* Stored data

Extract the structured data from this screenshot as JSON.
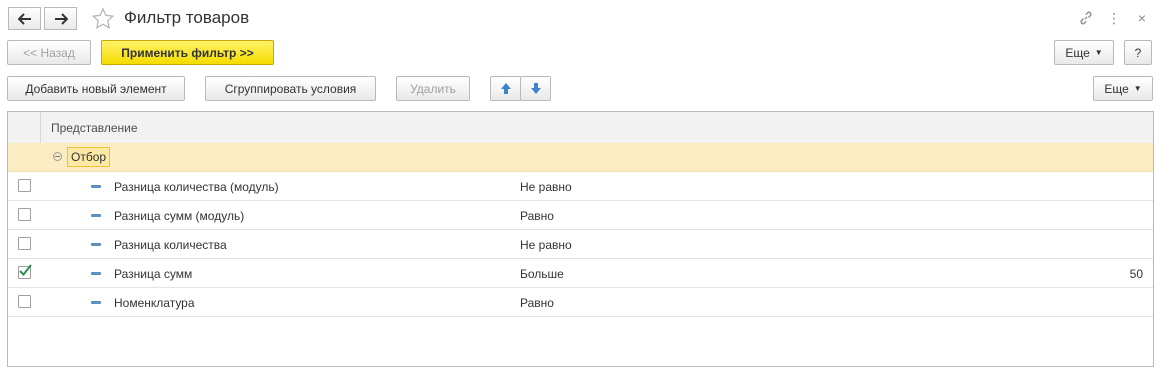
{
  "window": {
    "title": "Фильтр товаров",
    "more_icon": "⋮",
    "close_icon": "×"
  },
  "toolbar1": {
    "back_label": "<< Назад",
    "apply_label": "Применить фильтр >>",
    "more_label": "Еще",
    "help_label": "?"
  },
  "toolbar2": {
    "add_label": "Добавить новый элемент",
    "group_label": "Сгруппировать условия",
    "delete_label": "Удалить",
    "more_label": "Еще"
  },
  "table": {
    "header": "Представление",
    "group_label": "Отбор",
    "rows": [
      {
        "name": "Разница количества (модуль)",
        "comparison": "Не равно",
        "value": "",
        "checked": false
      },
      {
        "name": "Разница сумм (модуль)",
        "comparison": "Равно",
        "value": "",
        "checked": false
      },
      {
        "name": "Разница количества",
        "comparison": "Не равно",
        "value": "",
        "checked": false
      },
      {
        "name": "Разница сумм",
        "comparison": "Больше",
        "value": "50",
        "checked": true
      },
      {
        "name": "Номенклатура",
        "comparison": "Равно",
        "value": "",
        "checked": false
      }
    ]
  },
  "colors": {
    "primary_button": "#f5dc00",
    "group_row": "#fbecc2",
    "check_mark": "#2e8b57",
    "arrow_blue": "#3a86c8"
  }
}
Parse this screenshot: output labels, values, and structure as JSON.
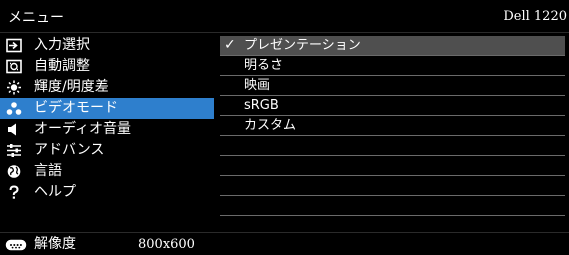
{
  "header": {
    "menu_title": "メニュー",
    "model": "Dell 1220"
  },
  "menu": {
    "items": [
      {
        "label": "入力選択",
        "icon": "input-select-icon"
      },
      {
        "label": "自動調整",
        "icon": "auto-adjust-icon"
      },
      {
        "label": "輝度/明度差",
        "icon": "brightness-icon"
      },
      {
        "label": "ビデオモード",
        "icon": "video-mode-icon",
        "selected": true
      },
      {
        "label": "オーディオ音量",
        "icon": "speaker-icon"
      },
      {
        "label": "アドバンス",
        "icon": "advanced-settings-icon"
      },
      {
        "label": "言語",
        "icon": "language-globe-icon"
      },
      {
        "label": "ヘルプ",
        "icon": "help-icon"
      }
    ]
  },
  "submenu": {
    "items": [
      {
        "label": "プレゼンテーション",
        "checked": true,
        "check_mark": "✓"
      },
      {
        "label": "明るさ"
      },
      {
        "label": "映画"
      },
      {
        "label": "sRGB"
      },
      {
        "label": "カスタム"
      },
      {
        "label": ""
      },
      {
        "label": ""
      },
      {
        "label": ""
      },
      {
        "label": ""
      }
    ]
  },
  "footer": {
    "resolution_label": "解像度",
    "resolution_value": "800x600",
    "icon": "display-connector-icon"
  },
  "colors": {
    "selected_item_bg": "#2e7fcd",
    "selected_row_bg": "#4f4f4f",
    "background": "#000000"
  }
}
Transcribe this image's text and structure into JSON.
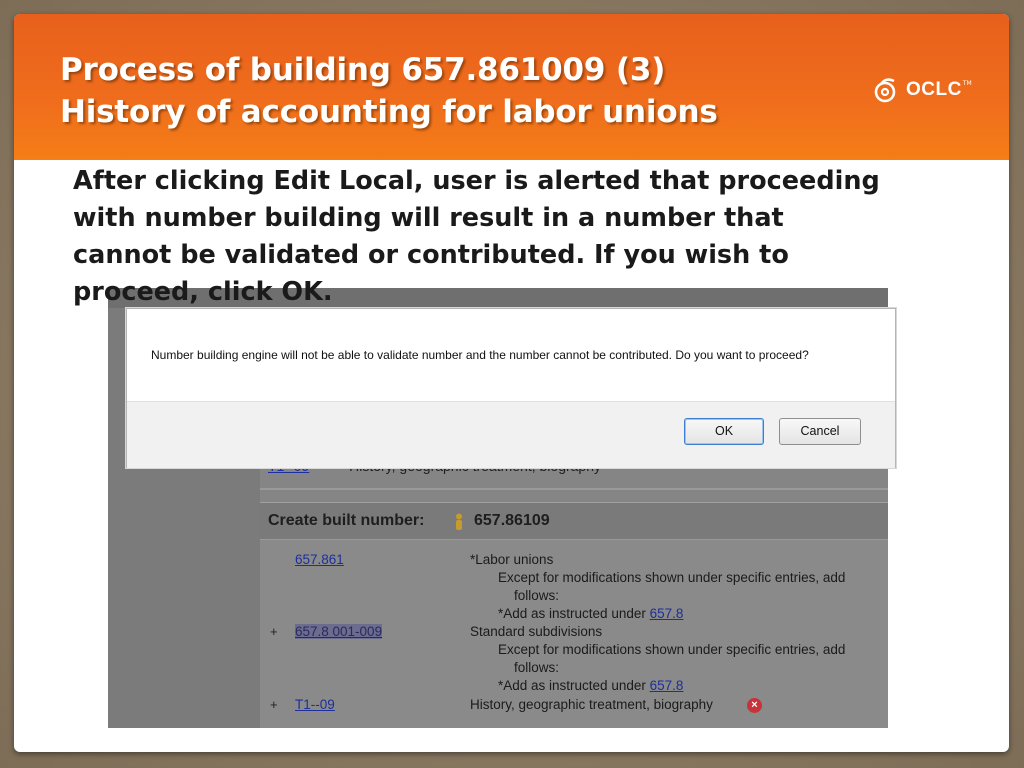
{
  "slide": {
    "title_line1": "Process of building 657.861009 (3)",
    "title_line2": "History of accounting for labor unions",
    "logo_text": "OCLC",
    "logo_tm": "TM",
    "body_lines": [
      "After clicking Edit Local, user is alerted that proceeding",
      "with number building will result in a number that",
      "cannot be validated or contributed.  If you wish to",
      "proceed, click OK."
    ]
  },
  "dialog": {
    "message": "Number building engine will not be able to validate number and the number cannot be contributed. Do you want to proceed?",
    "ok_label": "OK",
    "cancel_label": "Cancel"
  },
  "background_app": {
    "top_row": {
      "code": "T1--09",
      "desc": "History, geographic treatment, biography"
    },
    "panel_title": "Create built number:",
    "built_number": "657.86109",
    "entries": [
      {
        "code": "657.861",
        "lines": [
          "*Labor unions",
          "Except for modifications shown under specific entries, add",
          "follows:",
          "*Add as instructed under "
        ],
        "ref": "657.8"
      },
      {
        "prefix": "+",
        "code": "657.8 001-009",
        "lines": [
          "Standard subdivisions",
          "Except for modifications shown under specific entries, add",
          "follows:",
          "*Add as instructed under "
        ],
        "ref": "657.8"
      },
      {
        "prefix": "+",
        "code": "T1--09",
        "lines": [
          "History, geographic treatment, biography"
        ]
      }
    ]
  },
  "colors": {
    "banner_orange": "#ef6d1c",
    "link_blue": "#1c2f9a",
    "error_red": "#c8323a"
  },
  "icons": [
    "oclc-logo-icon",
    "person-icon",
    "error-icon"
  ]
}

* WHAT THIS TASK INVOLVES
Extract from the material all lines containing the string "that".

* EXPECTED ANSWER
      "After clicking Edit Local, user is alerted that proceeding",
      "with number building will result in a number that",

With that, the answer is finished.